■ **WORK INSTRUCTIONS**
Look through the records below and collect all lines that hold the string "ylabel".

■ **DATA FOR THIS TASK**
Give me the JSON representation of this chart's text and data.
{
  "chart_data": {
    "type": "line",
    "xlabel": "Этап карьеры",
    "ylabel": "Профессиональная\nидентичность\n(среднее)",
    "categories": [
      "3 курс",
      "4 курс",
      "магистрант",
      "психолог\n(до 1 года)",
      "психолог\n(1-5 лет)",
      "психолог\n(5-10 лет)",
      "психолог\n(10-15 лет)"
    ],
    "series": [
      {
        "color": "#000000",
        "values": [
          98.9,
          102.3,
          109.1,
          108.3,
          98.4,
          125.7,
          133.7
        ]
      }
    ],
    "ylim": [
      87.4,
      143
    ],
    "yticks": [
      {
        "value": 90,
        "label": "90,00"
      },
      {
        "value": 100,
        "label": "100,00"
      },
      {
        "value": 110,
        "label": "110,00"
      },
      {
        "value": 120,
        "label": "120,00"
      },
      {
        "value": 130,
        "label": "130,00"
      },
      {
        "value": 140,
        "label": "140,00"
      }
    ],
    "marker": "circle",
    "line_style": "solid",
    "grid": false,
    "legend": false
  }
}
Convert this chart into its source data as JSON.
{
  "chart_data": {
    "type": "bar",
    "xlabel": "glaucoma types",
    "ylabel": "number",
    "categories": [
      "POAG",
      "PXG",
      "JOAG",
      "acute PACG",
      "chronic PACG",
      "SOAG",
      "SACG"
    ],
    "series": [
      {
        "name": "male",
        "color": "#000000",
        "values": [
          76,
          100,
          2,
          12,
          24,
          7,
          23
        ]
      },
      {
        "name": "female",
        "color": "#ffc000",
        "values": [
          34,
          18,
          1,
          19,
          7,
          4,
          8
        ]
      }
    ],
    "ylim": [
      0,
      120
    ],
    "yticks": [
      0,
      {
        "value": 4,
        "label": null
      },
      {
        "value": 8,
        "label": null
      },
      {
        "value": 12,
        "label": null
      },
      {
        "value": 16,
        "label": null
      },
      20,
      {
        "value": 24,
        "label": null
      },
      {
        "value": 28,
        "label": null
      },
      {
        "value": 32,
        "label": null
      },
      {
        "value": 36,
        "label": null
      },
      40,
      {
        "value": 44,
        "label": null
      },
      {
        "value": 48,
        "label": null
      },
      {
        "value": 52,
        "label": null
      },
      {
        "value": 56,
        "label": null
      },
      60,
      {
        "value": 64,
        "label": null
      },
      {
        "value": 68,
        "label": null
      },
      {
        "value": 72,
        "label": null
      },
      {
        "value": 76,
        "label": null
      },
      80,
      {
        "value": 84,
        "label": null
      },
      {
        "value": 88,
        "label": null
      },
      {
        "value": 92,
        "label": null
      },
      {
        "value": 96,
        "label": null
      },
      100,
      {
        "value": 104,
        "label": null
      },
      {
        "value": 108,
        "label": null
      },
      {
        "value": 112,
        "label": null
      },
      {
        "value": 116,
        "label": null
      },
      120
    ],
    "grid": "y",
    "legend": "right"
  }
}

■ **TASK RESPONSE**
    "ylabel": "Профессиональная\nидентичность\n(среднее)",
    "ylabel": "number",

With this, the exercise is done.